Lines of data:
__________

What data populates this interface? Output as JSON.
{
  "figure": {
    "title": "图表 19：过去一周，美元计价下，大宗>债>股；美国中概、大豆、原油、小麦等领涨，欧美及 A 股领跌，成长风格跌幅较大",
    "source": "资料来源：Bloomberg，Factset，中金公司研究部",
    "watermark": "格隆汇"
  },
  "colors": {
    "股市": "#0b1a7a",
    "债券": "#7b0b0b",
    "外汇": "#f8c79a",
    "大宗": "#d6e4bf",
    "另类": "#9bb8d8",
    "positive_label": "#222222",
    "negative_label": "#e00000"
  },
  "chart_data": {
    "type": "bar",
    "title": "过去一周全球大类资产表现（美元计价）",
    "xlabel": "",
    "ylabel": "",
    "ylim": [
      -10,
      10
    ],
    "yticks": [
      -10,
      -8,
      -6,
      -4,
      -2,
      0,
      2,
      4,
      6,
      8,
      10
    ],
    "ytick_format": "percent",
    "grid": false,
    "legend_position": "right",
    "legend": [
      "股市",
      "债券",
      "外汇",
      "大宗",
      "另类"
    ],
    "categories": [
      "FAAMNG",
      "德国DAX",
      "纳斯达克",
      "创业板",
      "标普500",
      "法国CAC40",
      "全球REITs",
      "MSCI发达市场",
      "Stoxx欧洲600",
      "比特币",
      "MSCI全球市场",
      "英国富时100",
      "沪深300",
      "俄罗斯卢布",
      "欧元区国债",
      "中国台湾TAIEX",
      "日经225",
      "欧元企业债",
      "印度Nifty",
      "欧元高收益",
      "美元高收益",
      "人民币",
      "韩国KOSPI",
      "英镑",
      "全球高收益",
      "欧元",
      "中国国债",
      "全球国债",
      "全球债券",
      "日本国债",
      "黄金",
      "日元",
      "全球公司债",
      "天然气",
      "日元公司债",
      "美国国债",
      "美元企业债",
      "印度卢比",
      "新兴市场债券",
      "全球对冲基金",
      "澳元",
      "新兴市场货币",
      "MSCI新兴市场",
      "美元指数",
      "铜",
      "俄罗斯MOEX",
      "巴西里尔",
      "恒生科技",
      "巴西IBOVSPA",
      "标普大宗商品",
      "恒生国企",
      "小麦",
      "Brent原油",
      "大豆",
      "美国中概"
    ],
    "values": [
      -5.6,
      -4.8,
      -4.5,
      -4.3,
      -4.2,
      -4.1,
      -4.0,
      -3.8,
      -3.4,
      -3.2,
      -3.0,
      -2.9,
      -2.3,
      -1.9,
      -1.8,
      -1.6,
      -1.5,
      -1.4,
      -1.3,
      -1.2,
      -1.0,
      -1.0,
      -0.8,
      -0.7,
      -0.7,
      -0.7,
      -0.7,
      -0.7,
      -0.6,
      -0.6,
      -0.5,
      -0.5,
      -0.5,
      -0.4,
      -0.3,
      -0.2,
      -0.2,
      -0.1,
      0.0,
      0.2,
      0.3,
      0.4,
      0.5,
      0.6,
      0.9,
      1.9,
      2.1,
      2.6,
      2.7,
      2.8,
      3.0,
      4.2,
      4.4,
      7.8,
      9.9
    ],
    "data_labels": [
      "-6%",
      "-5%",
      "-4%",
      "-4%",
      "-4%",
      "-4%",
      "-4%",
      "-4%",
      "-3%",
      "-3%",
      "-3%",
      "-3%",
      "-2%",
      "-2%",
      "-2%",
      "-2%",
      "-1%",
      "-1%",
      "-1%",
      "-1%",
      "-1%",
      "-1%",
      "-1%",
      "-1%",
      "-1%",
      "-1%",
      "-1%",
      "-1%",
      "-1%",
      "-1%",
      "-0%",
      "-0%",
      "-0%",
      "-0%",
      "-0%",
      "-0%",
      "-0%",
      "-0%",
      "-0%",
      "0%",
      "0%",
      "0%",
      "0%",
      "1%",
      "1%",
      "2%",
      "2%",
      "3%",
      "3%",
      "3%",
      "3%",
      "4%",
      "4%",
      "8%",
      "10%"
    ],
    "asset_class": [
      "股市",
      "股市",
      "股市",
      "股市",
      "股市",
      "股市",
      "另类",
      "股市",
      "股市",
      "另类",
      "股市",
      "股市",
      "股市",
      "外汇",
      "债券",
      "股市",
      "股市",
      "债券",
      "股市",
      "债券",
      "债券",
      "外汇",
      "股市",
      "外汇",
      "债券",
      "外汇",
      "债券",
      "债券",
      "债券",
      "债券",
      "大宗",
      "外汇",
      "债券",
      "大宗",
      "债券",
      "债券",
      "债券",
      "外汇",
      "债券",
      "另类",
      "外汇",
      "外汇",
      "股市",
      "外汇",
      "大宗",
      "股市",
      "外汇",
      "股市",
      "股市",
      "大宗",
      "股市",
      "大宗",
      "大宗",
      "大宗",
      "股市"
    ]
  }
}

__________

▸ WHAT YOU NEED TO DO: How many of the lines above contain the string "美国中概"? Give the number only.

▸ COMPLETE OUTPUT: 2